27 And whoever desires to be first among you, let him be your slave—
28 just as the Son of Man did not come to be served, but to serve, and to give His life a ransom for many.”

Mutual service in Christ isn’t what I’m talking about. I’m talking about the fathers and mothers that teach their daughters that they are called to cook and clean and pick up after their fathers and brothers, that they are to serve, while the men are to be served.

And here is where it gets interesting. If I name the names of people who teach this (of which there are many) the response will be “Why did you name names? Did you confront them first? I know that they are good men who love the Lord!” And on and on.

But if I DON’T name names, then the response is “I’ve been a Christian my WHOLE LIFE and have never, ever heard anyone teaching this!”

Any reason at all to discount what I am saying. So I would simply invite you to look over my facebook page and see the hundreds of men and women who have been taught exactly what I am saying – that women’s goal is to be married and to serve men. Men are called to be served at home, since they have to do all the hard work.

- _Aim of the exercise_:
In the passage on serving at home, retype word for word the portion starting with "And here is" and going on through "the hard work.". The material placed after this passage has no connection to it.

Position data for elements:

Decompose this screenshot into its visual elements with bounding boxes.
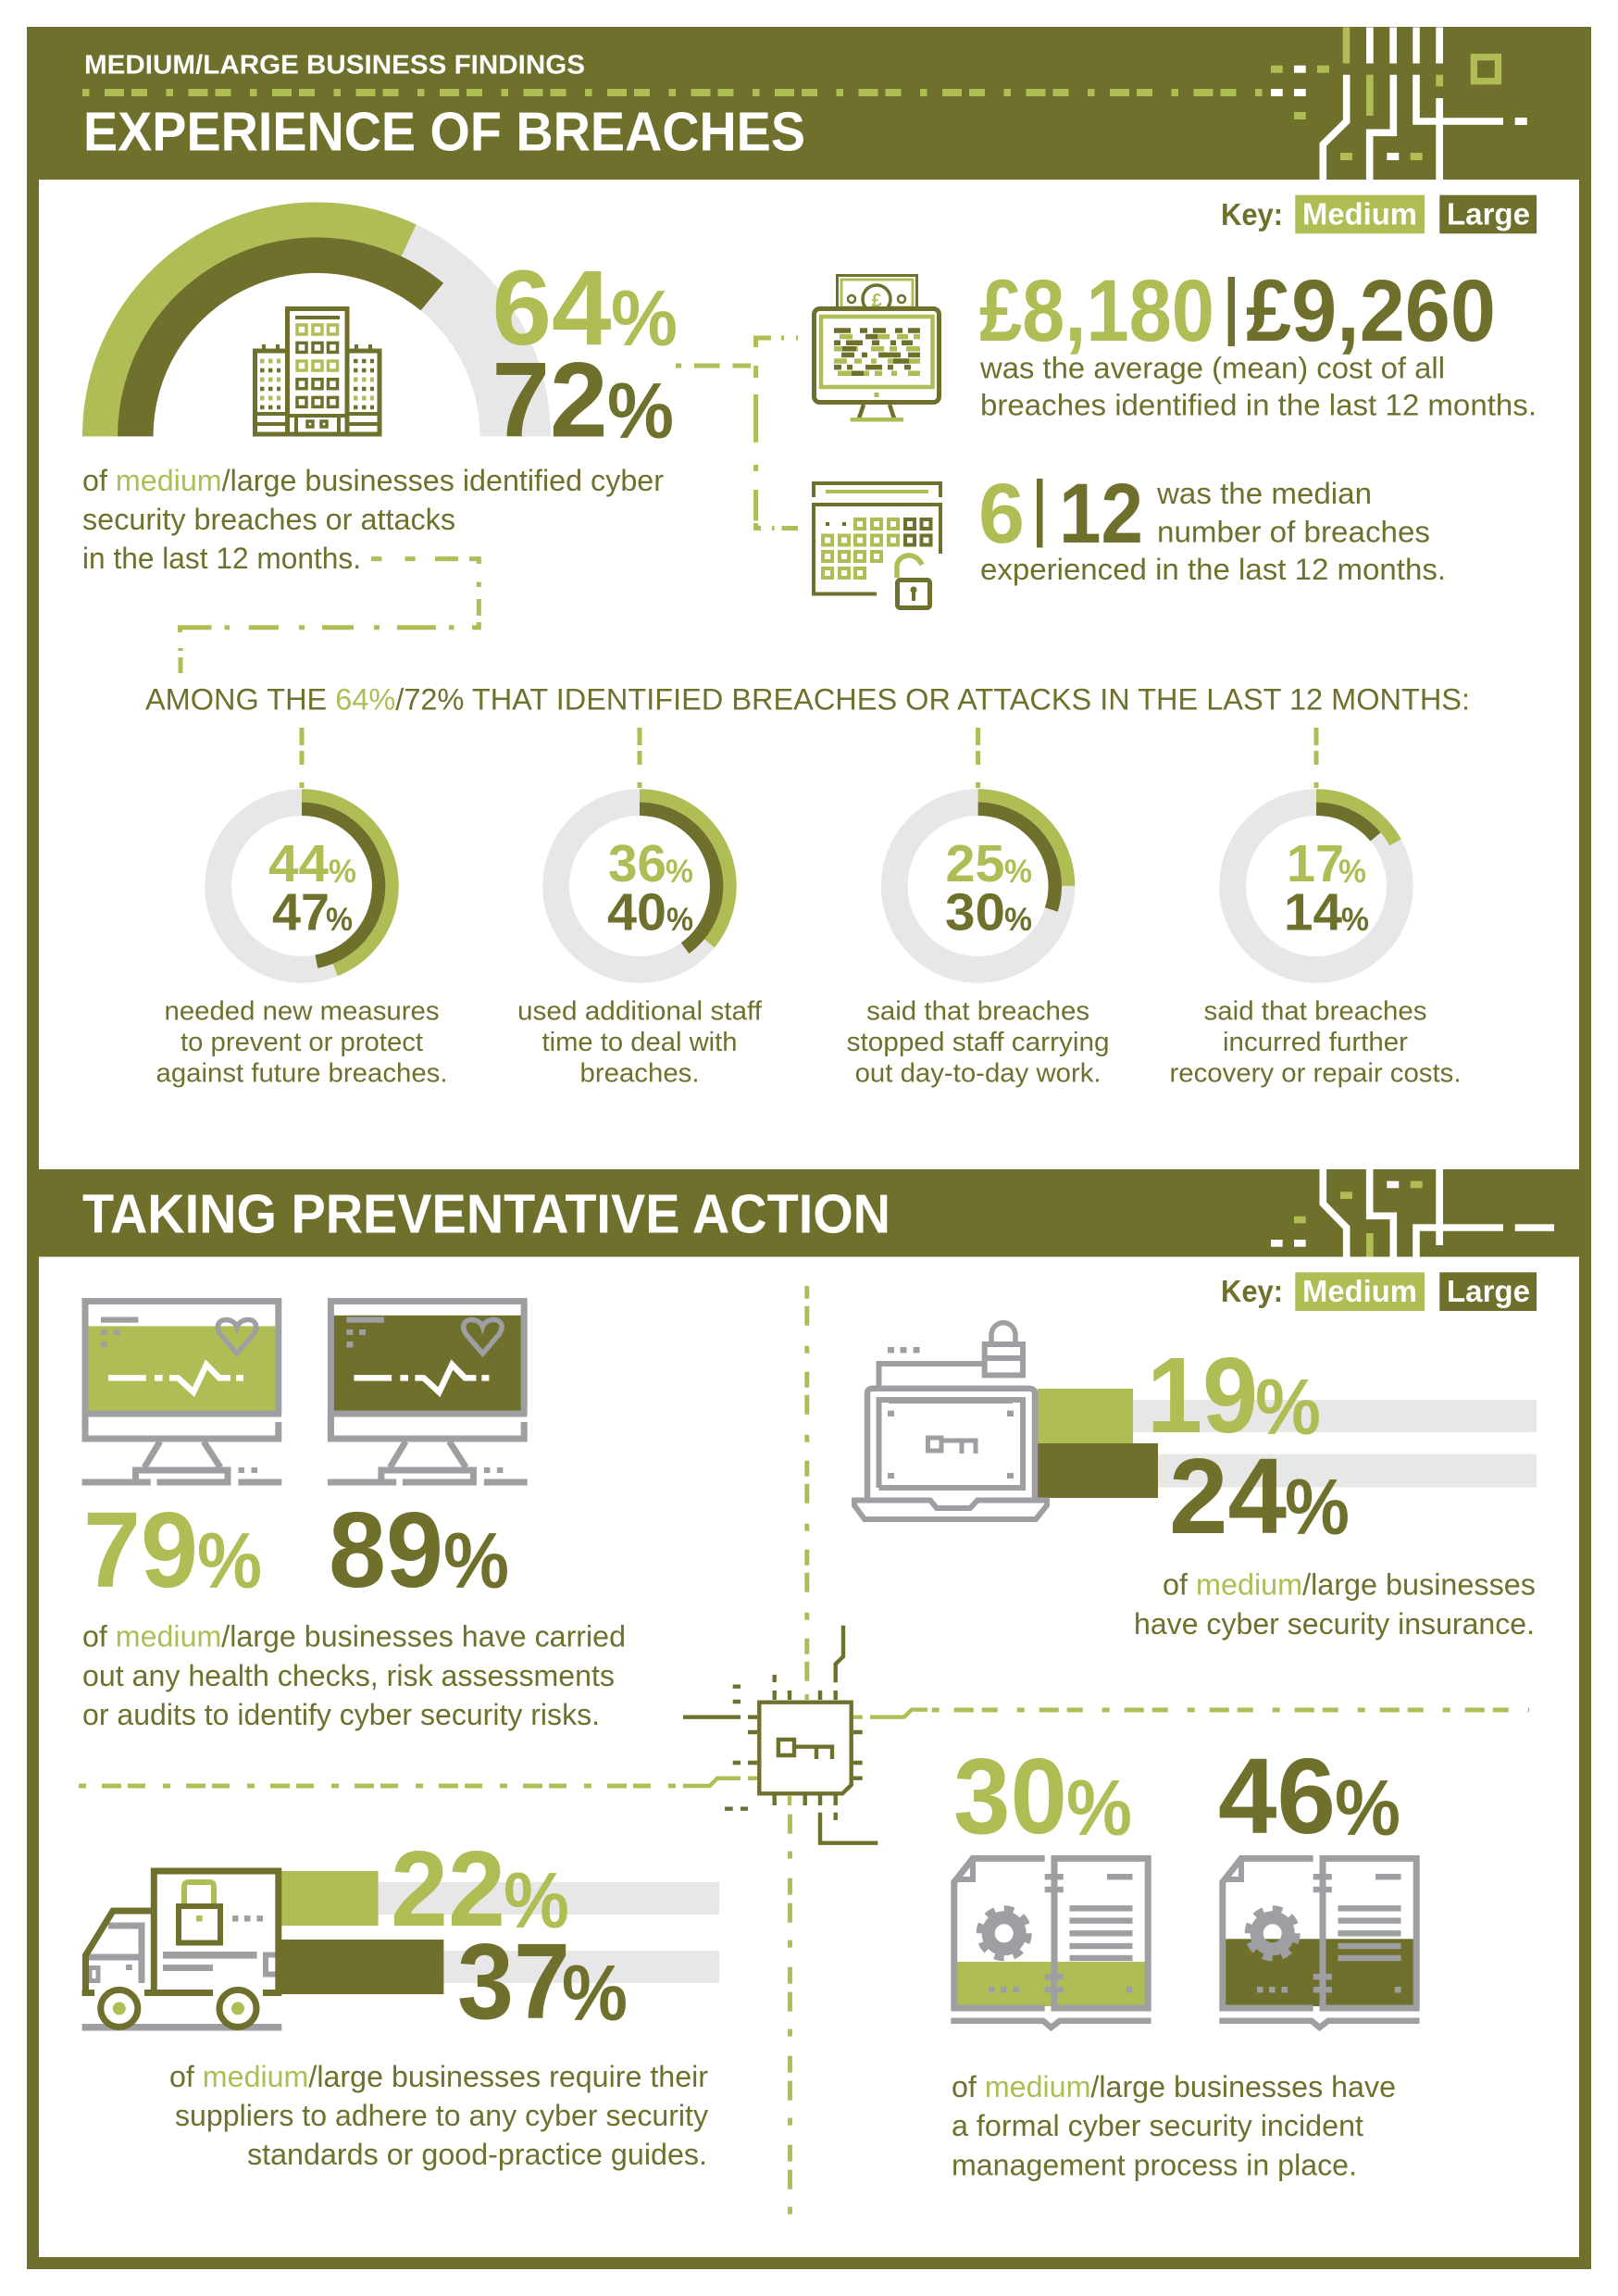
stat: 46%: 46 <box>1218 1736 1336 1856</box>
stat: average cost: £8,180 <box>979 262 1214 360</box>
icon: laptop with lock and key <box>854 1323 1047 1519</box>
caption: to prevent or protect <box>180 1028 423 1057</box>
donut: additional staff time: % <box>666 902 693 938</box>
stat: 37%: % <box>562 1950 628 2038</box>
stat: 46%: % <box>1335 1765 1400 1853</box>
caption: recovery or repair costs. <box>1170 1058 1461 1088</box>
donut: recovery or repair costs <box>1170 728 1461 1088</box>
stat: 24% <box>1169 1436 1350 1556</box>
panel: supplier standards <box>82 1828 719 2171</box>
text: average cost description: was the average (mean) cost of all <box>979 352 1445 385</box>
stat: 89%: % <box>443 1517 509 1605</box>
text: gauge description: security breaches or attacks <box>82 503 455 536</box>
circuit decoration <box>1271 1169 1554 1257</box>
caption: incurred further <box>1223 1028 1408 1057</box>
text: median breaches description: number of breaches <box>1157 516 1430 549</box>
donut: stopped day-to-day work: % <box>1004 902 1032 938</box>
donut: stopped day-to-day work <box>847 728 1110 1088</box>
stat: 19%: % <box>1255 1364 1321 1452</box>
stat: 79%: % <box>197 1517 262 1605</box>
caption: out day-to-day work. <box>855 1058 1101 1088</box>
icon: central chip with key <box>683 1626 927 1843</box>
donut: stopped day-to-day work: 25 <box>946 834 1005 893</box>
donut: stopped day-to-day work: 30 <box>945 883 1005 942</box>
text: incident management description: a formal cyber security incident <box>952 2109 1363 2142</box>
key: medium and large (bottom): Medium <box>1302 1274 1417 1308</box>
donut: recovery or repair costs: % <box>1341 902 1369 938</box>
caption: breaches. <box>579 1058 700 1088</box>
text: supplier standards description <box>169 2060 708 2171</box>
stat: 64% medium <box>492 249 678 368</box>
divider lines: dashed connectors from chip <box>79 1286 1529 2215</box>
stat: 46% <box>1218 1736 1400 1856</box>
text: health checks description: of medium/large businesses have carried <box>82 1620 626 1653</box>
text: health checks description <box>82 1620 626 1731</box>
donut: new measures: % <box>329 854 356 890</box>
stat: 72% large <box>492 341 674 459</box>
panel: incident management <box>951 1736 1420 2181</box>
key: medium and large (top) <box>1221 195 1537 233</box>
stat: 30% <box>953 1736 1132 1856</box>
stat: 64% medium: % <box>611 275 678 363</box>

- _Answer to the problem_:
And here is where it gets interesting. If I name the names of people who teach this (of which there are many) the response will be “Why did you name names? Did you confront them first? I know that they are good men who love the Lord!” And on and on.

But if I DON’T name names, then the response is “I’ve been a Christian my WHOLE LIFE and have never, ever heard anyone teaching this!”

Any reason at all to discount what I am saying. So I would simply invite you to look over my facebook page and see the hundreds of men and women who have been taught exactly what I am saying – that women’s goal is to be married and to serve men. Men are called to be served at home, since they have to do all the hard work.